Records about charts and figures:
....................

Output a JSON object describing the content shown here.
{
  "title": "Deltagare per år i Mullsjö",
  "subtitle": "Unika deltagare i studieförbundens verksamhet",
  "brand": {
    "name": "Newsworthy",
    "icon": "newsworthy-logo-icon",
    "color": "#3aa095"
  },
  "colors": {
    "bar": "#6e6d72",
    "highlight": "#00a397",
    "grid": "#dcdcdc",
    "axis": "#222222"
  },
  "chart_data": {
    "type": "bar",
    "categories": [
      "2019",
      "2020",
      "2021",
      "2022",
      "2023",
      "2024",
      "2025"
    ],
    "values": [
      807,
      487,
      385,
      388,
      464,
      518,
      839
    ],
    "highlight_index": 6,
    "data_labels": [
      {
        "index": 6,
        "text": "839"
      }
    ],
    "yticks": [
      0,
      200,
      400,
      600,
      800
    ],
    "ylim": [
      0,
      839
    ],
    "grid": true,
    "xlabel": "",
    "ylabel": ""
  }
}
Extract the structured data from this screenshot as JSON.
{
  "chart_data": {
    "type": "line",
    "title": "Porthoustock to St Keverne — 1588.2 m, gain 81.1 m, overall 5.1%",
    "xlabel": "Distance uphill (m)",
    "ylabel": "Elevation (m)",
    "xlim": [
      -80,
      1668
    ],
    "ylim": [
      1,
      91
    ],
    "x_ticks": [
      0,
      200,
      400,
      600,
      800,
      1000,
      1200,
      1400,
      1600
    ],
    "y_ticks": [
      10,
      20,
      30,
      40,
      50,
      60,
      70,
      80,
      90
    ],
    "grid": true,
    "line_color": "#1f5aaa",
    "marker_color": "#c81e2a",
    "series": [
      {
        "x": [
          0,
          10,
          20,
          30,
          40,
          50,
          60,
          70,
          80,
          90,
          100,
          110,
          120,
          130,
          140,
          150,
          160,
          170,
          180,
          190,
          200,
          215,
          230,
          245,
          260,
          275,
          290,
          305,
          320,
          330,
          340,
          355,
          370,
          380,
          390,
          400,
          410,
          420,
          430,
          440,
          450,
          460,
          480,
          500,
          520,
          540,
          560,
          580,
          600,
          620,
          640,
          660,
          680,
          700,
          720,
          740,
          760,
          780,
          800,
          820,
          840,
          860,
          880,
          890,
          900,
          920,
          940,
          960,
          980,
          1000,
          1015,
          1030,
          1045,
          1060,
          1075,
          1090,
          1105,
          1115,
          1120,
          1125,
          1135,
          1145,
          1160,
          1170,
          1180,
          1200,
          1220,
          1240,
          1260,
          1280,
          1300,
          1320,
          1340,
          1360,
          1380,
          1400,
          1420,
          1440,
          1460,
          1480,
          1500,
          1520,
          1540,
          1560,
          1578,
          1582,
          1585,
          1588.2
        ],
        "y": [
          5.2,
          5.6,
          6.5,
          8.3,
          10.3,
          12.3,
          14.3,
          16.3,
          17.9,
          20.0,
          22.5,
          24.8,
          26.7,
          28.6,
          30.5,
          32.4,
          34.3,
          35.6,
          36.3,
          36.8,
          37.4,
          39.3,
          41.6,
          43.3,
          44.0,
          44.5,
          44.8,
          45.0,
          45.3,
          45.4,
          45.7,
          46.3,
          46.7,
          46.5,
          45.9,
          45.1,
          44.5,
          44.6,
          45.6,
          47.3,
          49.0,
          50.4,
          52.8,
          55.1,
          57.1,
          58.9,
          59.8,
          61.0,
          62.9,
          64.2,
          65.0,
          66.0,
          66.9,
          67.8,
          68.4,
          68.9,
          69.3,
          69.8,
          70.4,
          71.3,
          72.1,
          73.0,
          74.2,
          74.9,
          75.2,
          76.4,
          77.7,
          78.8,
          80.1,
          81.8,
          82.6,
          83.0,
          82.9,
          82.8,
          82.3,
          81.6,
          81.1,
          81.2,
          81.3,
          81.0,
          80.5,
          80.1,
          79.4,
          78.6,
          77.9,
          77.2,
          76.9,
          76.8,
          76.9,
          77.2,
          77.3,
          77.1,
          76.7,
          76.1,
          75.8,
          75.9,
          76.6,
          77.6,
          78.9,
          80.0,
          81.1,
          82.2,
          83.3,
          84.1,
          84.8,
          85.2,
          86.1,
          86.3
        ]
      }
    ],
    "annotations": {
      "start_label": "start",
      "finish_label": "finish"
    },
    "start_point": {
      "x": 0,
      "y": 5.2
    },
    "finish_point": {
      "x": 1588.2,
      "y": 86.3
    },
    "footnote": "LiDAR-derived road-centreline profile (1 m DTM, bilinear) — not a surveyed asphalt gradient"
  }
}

....................

Set down the entries verbatim, leaving none out.

[Correct result]
Output a JSON object describing the content shown here.
{
  "title": "Deltagare per år i Mullsjö",
  "subtitle": "Unika deltagare i studieförbundens verksamhet",
  "brand": {
    "name": "Newsworthy",
    "icon": "newsworthy-logo-icon",
    "color": "#3aa095"
  },
  "colors": {
    "bar": "#6e6d72",
    "highlight": "#00a397",
    "grid": "#dcdcdc",
    "axis": "#222222"
  },
  "chart_data": {
    "type": "bar",
    "categories": [
      "2019",
      "2020",
      "2021",
      "2022",
      "2023",
      "2024",
      "2025"
    ],
    "values": [
      807,
      487,
      385,
      388,
      464,
      518,
      839
    ],
    "highlight_index": 6,
    "data_labels": [
      {
        "index": 6,
        "text": "839"
      }
    ],
    "yticks": [
      0,
      200,
      400,
      600,
      800
    ],
    "ylim": [
      0,
      839
    ],
    "grid": true,
    "xlabel": "",
    "ylabel": ""
  }
}
Extract the structured data from this screenshot as JSON.
{
  "chart_data": {
    "type": "line",
    "title": "Porthoustock to St Keverne — 1588.2 m, gain 81.1 m, overall 5.1%",
    "xlabel": "Distance uphill (m)",
    "ylabel": "Elevation (m)",
    "xlim": [
      -80,
      1668
    ],
    "ylim": [
      1,
      91
    ],
    "x_ticks": [
      0,
      200,
      400,
      600,
      800,
      1000,
      1200,
      1400,
      1600
    ],
    "y_ticks": [
      10,
      20,
      30,
      40,
      50,
      60,
      70,
      80,
      90
    ],
    "grid": true,
    "line_color": "#1f5aaa",
    "marker_color": "#c81e2a",
    "series": [
      {
        "x": [
          0,
          10,
          20,
          30,
          40,
          50,
          60,
          70,
          80,
          90,
          100,
          110,
          120,
          130,
          140,
          150,
          160,
          170,
          180,
          190,
          200,
          215,
          230,
          245,
          260,
          275,
          290,
          305,
          320,
          330,
          340,
          355,
          370,
          380,
          390,
          400,
          410,
          420,
          430,
          440,
          450,
          460,
          480,
          500,
          520,
          540,
          560,
          580,
          600,
          620,
          640,
          660,
          680,
          700,
          720,
          740,
          760,
          780,
          800,
          820,
          840,
          860,
          880,
          890,
          900,
          920,
          940,
          960,
          980,
          1000,
          1015,
          1030,
          1045,
          1060,
          1075,
          1090,
          1105,
          1115,
          1120,
          1125,
          1135,
          1145,
          1160,
          1170,
          1180,
          1200,
          1220,
          1240,
          1260,
          1280,
          1300,
          1320,
          1340,
          1360,
          1380,
          1400,
          1420,
          1440,
          1460,
          1480,
          1500,
          1520,
          1540,
          1560,
          1578,
          1582,
          1585,
          1588.2
        ],
        "y": [
          5.2,
          5.6,
          6.5,
          8.3,
          10.3,
          12.3,
          14.3,
          16.3,
          17.9,
          20.0,
          22.5,
          24.8,
          26.7,
          28.6,
          30.5,
          32.4,
          34.3,
          35.6,
          36.3,
          36.8,
          37.4,
          39.3,
          41.6,
          43.3,
          44.0,
          44.5,
          44.8,
          45.0,
          45.3,
          45.4,
          45.7,
          46.3,
          46.7,
          46.5,
          45.9,
          45.1,
          44.5,
          44.6,
          45.6,
          47.3,
          49.0,
          50.4,
          52.8,
          55.1,
          57.1,
          58.9,
          59.8,
          61.0,
          62.9,
          64.2,
          65.0,
          66.0,
          66.9,
          67.8,
          68.4,
          68.9,
          69.3,
          69.8,
          70.4,
          71.3,
          72.1,
          73.0,
          74.2,
          74.9,
          75.2,
          76.4,
          77.7,
          78.8,
          80.1,
          81.8,
          82.6,
          83.0,
          82.9,
          82.8,
          82.3,
          81.6,
          81.1,
          81.2,
          81.3,
          81.0,
          80.5,
          80.1,
          79.4,
          78.6,
          77.9,
          77.2,
          76.9,
          76.8,
          76.9,
          77.2,
          77.3,
          77.1,
          76.7,
          76.1,
          75.8,
          75.9,
          76.6,
          77.6,
          78.9,
          80.0,
          81.1,
          82.2,
          83.3,
          84.1,
          84.8,
          85.2,
          86.1,
          86.3
        ]
      }
    ],
    "annotations": {
      "start_label": "start",
      "finish_label": "finish"
    },
    "start_point": {
      "x": 0,
      "y": 5.2
    },
    "finish_point": {
      "x": 1588.2,
      "y": 86.3
    },
    "footnote": "LiDAR-derived road-centreline profile (1 m DTM, bilinear) — not a surveyed asphalt gradient"
  }
}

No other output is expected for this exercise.